**本文:**
機能性ディスペプシアとは?

機能性ディスペプシア(FD:functional-dyspepsia)とは、胃の痛みや胃もたれなどのさまざまな症状が慢性的に続いているにもかかわらず、内視鏡検査などの検査を行っても、胃潰瘍・十二指腸潰瘍や胃がんなどのような異常が見つからない病気です。生命にかかわる病気ではありませんが、つらい症状により、患者様の生活の質を大きく低下させてしまう病気です。日本人の25%は機能性ディスペプシアを持っているという調査結果があり、また、病院にかかった人ではおよそ半数で機能性ディスペプシアが見つかるという具合に誰もがかかる可能性のある病気です。

主な原因は?

1つだけの原因で機能性ディスペプシアになるわけではありません。下に示すような原因がいくつか組み合わさって症状が起こると考えられています。
その他の因子も互いに影響し合い、複雑になっています。

  1. 胃・十二指腸運動が障害された場合
  2. 胃・十二指腸の知覚過敏が生じている場合
  3. 心理的要因(不安)がある場合
  4. 胃酸が原因となる場合
  5. ヘリコバクター・ピロリ感染が原因となる場合
  6. 遺伝的要因
  7. サルモネラ感染など感染性胃腸炎にかかった人
  8. アルコール、喫煙、不眠などの生活習慣の乱れ
  9. 胃の形態

症状

主な症状は、以下の通りです。

  • つらいと感じる食後のもたれ感
  • 早期飽満感(食事開始後すぐに食べ物で胃が一杯になるように感じて、それ以上食べられなくなる感じ)
  • みぞおちの痛み(心窩部痛:しんかぶつう)
  • みぞおちの焼ける感じ(心窩部灼熱感:しんかぶしゃくねつかん)

検査法・診断法

詳細な問診を行った後に、胃がん、胃潰瘍・十二指腸潰瘍などの疾患を除外するための胃の内視鏡検査、ピロリ菌感染の検査、必要に応じて血液検査や超音波検査、腹部CT検査などを行います。

治療法

胃で起こっている異常を改善する方法
酸分泌抑制薬を使用して、胃酸の分泌を抑えることで、痛みや吐き気を改善します。

敏感になっている状態を改善する方法
抗不安薬や抗うつ薬、漢方薬を使用して、脳の敏感な状態を改善します。

いずれの場合も、患者様と医師とで相談しながら、どのお薬が合うのかを試したり、作用の異なるお薬を併用するなどして治療を行います。一度は内視鏡検査を受けられることや、ピロリ菌感染がある場合には、除菌治療を受けられることをおすすめします。

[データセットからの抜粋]
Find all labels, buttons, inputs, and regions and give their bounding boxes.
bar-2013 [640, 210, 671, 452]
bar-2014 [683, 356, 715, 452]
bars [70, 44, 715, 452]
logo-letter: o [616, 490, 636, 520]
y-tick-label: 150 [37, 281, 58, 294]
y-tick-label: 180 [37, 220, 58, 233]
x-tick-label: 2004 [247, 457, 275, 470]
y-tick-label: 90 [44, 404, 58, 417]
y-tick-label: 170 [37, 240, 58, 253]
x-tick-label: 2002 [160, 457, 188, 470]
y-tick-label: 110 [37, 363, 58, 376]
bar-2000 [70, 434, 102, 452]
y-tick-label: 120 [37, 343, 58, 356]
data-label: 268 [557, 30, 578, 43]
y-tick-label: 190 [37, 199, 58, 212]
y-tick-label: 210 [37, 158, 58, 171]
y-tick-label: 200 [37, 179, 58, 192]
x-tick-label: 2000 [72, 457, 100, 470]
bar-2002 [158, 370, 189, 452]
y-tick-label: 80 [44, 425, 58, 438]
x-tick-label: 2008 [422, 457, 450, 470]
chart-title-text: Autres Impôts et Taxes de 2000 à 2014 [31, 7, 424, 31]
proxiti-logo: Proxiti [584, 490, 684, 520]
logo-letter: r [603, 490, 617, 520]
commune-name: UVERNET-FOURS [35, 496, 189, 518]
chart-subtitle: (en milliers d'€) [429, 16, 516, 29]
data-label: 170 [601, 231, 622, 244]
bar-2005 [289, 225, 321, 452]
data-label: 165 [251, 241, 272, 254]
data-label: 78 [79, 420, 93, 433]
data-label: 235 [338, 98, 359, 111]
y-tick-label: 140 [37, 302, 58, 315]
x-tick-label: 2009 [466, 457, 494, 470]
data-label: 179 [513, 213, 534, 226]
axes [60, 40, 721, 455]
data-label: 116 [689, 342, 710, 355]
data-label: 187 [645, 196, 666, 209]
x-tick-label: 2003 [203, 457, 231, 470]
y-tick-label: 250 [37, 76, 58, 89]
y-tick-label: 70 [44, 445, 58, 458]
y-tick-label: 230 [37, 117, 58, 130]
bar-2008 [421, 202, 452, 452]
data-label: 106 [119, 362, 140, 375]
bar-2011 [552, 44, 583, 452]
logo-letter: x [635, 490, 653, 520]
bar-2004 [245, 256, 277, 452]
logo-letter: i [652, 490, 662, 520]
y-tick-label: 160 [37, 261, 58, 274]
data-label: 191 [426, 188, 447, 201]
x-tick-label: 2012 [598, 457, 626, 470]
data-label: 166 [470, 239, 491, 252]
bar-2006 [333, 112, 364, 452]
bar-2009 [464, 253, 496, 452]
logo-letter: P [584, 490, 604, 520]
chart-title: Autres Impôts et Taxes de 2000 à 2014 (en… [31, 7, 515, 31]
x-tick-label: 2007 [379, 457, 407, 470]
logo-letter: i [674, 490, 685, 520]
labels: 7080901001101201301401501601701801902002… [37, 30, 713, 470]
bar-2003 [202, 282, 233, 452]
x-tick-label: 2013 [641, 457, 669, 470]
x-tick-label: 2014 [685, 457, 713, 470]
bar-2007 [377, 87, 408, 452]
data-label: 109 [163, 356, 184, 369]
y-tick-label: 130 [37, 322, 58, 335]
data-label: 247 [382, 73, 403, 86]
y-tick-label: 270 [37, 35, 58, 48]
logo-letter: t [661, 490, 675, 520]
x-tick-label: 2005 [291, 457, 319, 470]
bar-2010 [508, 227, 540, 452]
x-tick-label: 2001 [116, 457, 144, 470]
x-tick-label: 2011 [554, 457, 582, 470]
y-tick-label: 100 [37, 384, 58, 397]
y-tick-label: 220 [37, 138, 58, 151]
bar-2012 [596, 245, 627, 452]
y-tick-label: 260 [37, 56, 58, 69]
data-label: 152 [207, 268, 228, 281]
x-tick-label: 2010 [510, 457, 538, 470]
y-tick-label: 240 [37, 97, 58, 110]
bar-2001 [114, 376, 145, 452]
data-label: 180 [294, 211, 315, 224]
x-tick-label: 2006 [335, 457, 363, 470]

**練習問題:**
- A) 本文によると、日本人の何%が機能性ディスペプシアを持っているという調査結果がありますか。
- B) 本文のうち「詳細な問診を行った後に、胃が」から「られることをおすすめします。」までを、一字一句変えずに書き写してください。
記録はここでの作業には一切関係しません。

**各問の解答:**
- A) 25%です。

- B)
詳細な問診を行った後に、胃がん、胃潰瘍・十二指腸潰瘍などの疾患を除外するための胃の内視鏡検査、ピロリ菌感染の検査、必要に応じて血液検査や超音波検査、腹部CT検査などを行います。

治療法

胃で起こっている異常を改善する方法
酸分泌抑制薬を使用して、胃酸の分泌を抑えることで、痛みや吐き気を改善します。

敏感になっている状態を改善する方法
抗不安薬や抗うつ薬、漢方薬を使用して、脳の敏感な状態を改善します。

いずれの場合も、患者様と医師とで相談しながら、どのお薬が合うのかを試したり、作用の異なるお薬を併用するなどして治療を行います。一度は内視鏡検査を受けられることや、ピロリ菌感染がある場合には、除菌治療を受けられることをおすすめします。